◆ Instructions to follow
Find every line with the word "tooltip" and give their count, nothing else.

··· Entries supplied

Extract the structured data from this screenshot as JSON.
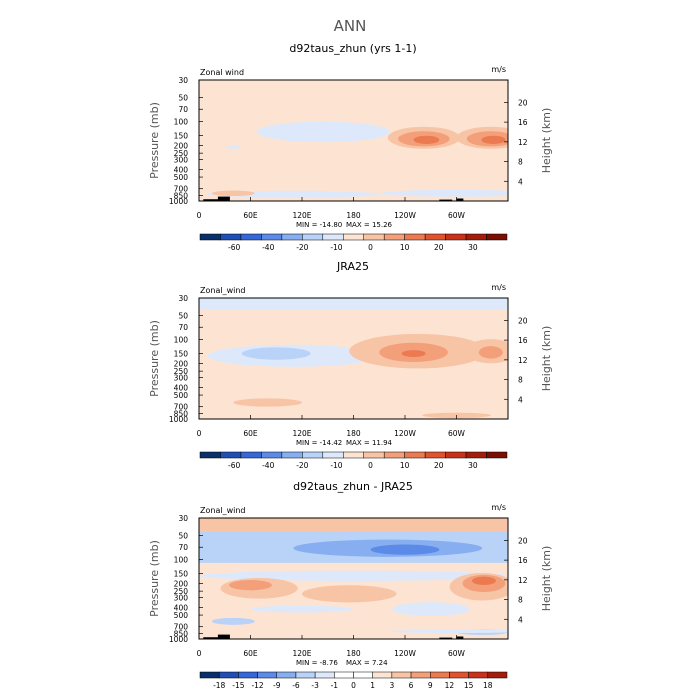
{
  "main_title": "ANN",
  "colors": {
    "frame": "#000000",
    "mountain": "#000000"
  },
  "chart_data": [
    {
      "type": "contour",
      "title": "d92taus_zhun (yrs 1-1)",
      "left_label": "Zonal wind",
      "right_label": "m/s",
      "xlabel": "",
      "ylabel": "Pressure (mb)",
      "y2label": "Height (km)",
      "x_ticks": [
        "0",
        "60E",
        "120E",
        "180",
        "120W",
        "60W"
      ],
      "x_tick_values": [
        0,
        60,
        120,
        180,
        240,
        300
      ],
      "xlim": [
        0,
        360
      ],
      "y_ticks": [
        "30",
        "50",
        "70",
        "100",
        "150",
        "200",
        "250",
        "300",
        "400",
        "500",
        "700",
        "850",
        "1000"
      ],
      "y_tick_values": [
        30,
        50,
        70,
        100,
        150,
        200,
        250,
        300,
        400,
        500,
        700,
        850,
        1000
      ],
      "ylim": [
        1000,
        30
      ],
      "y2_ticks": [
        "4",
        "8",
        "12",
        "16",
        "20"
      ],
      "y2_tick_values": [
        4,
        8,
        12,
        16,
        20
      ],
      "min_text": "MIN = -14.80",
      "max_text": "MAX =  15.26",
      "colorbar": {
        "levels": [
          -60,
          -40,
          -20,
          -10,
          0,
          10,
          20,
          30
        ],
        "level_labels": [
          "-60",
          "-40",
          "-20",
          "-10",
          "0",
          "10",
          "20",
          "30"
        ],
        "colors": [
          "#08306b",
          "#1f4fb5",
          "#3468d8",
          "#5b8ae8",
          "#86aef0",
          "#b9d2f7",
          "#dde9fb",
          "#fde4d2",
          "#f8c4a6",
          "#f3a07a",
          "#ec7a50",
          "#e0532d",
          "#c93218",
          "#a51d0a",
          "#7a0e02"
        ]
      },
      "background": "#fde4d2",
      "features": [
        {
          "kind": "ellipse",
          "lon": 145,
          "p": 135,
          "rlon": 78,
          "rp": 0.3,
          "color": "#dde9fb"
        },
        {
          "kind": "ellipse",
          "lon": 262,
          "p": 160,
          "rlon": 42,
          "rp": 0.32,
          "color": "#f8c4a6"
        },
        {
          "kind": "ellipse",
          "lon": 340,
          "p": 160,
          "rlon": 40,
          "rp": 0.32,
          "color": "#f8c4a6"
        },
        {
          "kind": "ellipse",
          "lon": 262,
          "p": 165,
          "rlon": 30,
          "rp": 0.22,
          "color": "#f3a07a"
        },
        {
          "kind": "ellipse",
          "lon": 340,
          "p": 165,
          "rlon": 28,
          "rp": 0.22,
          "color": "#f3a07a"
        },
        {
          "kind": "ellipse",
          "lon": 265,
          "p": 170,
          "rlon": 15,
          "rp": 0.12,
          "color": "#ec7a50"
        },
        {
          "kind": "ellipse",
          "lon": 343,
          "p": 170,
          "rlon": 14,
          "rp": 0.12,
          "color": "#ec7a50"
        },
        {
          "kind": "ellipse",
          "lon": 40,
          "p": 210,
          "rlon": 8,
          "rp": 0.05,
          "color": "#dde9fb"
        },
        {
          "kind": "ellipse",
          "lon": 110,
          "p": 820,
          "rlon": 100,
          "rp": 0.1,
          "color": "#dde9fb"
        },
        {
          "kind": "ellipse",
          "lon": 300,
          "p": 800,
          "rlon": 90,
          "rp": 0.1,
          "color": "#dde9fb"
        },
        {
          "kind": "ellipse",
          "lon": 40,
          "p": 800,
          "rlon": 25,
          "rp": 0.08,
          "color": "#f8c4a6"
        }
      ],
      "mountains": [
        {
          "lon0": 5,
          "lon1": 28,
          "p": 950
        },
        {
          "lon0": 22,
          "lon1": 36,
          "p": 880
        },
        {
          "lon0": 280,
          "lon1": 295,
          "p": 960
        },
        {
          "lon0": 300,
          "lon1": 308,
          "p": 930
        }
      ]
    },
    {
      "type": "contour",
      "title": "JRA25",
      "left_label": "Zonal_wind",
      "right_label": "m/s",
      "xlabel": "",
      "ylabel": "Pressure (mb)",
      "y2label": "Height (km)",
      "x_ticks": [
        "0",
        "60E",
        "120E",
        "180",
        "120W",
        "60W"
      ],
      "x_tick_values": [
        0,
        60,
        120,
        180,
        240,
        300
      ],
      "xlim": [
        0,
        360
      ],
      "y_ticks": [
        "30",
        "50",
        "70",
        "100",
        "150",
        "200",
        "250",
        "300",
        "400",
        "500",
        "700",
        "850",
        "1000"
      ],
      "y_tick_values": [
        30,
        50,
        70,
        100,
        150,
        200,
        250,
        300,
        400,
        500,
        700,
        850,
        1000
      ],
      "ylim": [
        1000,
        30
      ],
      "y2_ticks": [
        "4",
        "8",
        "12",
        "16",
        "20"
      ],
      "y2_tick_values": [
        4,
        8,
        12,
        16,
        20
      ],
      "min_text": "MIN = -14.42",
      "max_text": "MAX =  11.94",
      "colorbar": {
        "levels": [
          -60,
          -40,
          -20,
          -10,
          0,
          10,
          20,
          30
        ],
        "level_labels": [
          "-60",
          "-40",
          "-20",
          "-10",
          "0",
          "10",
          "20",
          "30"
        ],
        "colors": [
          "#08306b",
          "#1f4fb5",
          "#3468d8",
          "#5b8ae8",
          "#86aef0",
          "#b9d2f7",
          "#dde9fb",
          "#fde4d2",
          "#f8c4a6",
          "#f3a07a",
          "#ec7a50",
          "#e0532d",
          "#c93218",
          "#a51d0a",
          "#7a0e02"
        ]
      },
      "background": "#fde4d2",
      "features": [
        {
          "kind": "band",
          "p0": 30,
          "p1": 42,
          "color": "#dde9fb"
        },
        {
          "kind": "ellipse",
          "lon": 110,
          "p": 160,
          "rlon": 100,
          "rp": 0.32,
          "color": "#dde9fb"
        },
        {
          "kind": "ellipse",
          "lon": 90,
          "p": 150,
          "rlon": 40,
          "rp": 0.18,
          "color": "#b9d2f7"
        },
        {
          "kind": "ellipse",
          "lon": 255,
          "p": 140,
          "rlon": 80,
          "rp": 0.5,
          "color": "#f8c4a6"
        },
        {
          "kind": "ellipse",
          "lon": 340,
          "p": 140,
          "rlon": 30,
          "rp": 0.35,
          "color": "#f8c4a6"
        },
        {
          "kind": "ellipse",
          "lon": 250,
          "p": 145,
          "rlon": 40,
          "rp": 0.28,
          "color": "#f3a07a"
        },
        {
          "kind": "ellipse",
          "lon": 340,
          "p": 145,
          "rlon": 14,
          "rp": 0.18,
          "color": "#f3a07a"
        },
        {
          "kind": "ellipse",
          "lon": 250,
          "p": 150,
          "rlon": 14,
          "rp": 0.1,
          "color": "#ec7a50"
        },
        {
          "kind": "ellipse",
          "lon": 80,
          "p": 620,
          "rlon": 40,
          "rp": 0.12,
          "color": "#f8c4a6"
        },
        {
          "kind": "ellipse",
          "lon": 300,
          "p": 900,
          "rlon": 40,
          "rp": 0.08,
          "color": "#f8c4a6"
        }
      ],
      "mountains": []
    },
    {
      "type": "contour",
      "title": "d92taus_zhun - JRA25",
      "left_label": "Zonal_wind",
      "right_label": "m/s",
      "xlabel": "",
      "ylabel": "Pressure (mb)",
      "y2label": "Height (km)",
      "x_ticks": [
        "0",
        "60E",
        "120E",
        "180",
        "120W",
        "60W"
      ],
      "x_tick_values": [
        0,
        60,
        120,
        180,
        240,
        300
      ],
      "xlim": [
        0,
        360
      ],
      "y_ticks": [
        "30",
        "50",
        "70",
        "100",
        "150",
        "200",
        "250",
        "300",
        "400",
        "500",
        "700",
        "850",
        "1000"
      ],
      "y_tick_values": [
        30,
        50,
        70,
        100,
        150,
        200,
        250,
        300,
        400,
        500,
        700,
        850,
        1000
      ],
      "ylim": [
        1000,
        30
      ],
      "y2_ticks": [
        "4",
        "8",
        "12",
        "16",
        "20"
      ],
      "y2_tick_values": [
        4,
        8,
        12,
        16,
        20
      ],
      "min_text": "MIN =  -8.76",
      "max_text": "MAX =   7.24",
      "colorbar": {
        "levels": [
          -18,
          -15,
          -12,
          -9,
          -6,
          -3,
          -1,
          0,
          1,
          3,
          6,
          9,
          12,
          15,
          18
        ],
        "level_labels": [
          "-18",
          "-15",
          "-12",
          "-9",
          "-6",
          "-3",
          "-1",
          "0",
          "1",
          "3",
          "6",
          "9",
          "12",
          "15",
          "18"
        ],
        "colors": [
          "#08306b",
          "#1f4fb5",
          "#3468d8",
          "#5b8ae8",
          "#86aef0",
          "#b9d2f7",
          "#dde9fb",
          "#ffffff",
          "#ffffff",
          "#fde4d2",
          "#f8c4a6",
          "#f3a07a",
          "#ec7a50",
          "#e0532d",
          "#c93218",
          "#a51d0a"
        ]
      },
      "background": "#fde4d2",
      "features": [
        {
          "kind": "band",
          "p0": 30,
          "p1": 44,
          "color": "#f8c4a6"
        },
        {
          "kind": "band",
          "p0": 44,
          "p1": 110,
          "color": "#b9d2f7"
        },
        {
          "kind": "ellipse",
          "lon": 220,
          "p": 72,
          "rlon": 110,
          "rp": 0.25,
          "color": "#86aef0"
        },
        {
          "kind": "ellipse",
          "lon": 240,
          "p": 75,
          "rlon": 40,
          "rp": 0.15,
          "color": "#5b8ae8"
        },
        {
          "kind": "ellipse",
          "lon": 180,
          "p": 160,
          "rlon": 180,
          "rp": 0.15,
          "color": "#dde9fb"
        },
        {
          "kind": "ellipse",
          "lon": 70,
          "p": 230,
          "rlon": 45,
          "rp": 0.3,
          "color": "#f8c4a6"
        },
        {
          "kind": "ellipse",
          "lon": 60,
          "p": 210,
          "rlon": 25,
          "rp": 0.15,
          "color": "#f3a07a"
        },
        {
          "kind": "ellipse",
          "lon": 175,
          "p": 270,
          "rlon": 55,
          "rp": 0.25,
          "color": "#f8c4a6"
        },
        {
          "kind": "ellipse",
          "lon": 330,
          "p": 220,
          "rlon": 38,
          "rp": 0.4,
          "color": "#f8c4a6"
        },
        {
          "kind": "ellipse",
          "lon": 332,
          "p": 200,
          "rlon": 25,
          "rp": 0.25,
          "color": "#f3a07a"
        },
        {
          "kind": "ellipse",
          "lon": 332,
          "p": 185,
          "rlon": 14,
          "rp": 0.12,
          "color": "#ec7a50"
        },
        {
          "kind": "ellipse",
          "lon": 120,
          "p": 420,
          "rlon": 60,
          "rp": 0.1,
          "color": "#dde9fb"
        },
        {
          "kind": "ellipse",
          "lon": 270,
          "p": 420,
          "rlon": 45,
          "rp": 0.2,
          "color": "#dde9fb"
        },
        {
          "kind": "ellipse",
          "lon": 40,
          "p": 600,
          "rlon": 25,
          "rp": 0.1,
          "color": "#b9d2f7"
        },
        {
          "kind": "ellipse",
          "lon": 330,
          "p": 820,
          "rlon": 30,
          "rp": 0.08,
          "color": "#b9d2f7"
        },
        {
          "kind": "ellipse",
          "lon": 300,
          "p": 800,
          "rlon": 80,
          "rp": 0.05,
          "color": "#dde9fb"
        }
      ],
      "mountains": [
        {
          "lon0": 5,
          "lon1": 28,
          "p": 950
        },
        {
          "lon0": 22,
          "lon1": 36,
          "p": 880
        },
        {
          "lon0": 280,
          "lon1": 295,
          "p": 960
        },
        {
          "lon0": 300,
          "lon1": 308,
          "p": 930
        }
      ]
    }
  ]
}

······
··· Entries supplied

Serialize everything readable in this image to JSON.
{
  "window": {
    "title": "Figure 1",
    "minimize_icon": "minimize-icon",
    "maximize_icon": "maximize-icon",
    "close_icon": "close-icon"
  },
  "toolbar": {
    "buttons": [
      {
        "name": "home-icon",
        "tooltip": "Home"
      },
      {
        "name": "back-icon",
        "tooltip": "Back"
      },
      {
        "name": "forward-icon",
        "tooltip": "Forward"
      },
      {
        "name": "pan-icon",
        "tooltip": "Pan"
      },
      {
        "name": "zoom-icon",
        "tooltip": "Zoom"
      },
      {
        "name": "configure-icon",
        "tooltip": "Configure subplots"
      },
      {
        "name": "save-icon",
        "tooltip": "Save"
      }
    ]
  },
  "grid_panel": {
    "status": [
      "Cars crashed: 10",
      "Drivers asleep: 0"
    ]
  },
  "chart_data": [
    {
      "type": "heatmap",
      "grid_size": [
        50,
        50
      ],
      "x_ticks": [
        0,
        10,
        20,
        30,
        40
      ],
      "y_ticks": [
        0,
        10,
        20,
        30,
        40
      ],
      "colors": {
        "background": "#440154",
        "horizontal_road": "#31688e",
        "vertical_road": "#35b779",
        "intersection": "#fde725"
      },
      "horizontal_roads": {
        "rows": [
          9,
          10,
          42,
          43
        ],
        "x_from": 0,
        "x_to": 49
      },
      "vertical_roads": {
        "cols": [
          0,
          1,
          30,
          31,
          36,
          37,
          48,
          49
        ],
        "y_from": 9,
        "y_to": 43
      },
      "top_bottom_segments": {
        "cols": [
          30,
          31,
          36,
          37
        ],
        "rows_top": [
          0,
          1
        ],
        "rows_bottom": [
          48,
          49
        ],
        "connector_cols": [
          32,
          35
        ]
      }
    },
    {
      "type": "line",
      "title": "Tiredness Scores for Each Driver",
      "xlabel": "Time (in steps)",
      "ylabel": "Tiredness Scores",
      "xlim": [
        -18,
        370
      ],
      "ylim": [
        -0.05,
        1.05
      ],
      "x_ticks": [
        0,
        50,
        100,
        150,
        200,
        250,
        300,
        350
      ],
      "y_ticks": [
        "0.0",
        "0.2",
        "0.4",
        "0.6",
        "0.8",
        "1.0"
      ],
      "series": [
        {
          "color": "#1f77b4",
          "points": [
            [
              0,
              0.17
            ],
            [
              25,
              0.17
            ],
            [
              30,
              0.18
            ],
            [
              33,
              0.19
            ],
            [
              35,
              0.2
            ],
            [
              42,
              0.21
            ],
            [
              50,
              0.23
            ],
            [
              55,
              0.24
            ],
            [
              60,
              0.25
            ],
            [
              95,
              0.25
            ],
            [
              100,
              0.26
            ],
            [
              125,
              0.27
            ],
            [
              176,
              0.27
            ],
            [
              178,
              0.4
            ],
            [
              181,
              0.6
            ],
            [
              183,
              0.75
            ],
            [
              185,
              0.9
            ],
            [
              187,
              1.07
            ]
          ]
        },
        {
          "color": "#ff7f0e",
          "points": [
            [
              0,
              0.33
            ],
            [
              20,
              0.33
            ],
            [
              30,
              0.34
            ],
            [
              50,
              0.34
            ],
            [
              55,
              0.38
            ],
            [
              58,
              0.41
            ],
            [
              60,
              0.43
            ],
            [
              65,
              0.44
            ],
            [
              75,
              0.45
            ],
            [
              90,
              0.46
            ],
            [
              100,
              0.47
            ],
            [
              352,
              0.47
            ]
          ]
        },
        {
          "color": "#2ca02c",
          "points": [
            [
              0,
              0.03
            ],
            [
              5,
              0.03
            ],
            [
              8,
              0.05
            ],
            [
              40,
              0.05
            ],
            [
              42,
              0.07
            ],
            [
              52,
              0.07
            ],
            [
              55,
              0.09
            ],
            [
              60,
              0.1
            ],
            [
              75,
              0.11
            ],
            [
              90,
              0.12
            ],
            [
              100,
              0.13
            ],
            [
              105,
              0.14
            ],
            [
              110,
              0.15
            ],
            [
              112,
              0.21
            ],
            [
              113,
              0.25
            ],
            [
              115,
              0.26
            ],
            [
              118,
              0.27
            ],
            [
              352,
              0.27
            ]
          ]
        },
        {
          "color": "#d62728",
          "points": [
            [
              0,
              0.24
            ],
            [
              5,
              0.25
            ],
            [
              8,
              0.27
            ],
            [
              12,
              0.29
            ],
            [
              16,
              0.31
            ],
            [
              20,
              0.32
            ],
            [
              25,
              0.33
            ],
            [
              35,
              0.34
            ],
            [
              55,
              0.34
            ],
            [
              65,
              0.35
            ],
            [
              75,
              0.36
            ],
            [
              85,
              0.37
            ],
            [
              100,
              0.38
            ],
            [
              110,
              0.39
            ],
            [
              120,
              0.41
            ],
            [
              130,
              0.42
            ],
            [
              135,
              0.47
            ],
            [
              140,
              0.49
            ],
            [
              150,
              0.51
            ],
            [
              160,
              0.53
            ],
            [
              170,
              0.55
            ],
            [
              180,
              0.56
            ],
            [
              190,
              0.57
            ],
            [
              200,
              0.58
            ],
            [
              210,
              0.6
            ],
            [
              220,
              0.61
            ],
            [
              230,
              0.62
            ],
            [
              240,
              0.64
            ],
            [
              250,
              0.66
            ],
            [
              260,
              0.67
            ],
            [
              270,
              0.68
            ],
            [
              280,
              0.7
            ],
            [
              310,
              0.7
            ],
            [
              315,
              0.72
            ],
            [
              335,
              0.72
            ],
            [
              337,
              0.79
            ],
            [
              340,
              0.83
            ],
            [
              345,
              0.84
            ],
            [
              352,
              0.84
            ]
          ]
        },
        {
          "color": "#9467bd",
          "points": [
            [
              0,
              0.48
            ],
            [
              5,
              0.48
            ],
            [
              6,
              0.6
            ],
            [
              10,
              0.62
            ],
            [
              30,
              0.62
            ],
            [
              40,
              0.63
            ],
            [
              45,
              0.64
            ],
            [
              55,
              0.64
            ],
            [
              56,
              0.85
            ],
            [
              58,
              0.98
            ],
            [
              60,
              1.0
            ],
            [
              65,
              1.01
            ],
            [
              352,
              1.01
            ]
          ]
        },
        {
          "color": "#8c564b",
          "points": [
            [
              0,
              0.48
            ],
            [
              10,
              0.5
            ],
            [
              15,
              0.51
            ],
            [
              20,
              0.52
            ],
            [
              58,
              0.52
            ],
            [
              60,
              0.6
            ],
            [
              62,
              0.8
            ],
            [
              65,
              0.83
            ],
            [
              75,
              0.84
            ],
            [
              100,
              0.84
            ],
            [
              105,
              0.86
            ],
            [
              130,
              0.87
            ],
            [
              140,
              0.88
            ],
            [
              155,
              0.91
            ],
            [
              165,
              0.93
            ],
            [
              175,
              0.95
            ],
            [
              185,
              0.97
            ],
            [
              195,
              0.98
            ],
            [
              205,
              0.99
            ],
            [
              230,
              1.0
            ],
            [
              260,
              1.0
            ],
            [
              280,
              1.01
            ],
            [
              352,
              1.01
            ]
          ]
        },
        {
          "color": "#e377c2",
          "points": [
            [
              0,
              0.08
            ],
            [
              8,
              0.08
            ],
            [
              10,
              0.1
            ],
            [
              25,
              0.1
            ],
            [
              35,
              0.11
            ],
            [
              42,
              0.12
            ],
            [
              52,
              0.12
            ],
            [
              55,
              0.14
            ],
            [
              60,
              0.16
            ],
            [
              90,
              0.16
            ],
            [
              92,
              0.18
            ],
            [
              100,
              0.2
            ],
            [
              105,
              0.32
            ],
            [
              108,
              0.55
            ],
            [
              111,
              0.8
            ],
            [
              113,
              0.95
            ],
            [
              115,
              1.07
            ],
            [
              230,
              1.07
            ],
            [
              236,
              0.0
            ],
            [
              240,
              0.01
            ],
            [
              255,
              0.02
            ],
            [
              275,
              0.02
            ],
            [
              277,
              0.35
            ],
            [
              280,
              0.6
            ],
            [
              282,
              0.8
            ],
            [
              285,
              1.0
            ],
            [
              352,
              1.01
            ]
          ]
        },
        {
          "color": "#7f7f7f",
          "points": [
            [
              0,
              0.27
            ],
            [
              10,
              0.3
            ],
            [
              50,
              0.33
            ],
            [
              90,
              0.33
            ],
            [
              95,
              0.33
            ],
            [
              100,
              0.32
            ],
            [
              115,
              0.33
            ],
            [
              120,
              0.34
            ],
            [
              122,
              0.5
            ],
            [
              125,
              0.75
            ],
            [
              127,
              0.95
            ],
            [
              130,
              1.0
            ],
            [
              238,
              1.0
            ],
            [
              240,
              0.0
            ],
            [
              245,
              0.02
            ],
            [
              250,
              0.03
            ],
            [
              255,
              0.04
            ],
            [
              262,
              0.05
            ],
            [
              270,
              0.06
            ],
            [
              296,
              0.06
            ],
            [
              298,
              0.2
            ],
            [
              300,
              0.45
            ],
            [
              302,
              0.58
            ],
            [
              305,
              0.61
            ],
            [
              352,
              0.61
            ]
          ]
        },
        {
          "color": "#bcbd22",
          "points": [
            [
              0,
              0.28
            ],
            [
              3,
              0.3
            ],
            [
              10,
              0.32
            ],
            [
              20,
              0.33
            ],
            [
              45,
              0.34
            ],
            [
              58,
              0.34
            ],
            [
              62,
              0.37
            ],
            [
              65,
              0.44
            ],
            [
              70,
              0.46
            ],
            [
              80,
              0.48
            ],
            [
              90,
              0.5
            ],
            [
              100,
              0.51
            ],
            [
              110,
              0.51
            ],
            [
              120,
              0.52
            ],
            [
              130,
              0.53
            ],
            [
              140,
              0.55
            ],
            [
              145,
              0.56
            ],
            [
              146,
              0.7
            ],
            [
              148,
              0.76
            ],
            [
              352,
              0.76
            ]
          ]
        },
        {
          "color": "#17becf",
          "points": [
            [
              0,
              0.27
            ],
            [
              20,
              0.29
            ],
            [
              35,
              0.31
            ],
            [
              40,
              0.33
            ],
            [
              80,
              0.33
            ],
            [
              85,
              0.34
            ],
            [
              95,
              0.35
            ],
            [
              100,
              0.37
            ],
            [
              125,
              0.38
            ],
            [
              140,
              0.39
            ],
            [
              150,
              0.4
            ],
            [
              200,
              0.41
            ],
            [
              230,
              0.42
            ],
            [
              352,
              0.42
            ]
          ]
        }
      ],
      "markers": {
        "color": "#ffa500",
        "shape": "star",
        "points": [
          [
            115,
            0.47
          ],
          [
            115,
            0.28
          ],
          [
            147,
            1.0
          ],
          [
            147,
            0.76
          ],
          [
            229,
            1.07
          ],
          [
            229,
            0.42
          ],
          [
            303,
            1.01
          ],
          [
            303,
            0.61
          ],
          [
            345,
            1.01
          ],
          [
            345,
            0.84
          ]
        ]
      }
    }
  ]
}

······

◆ Task output
7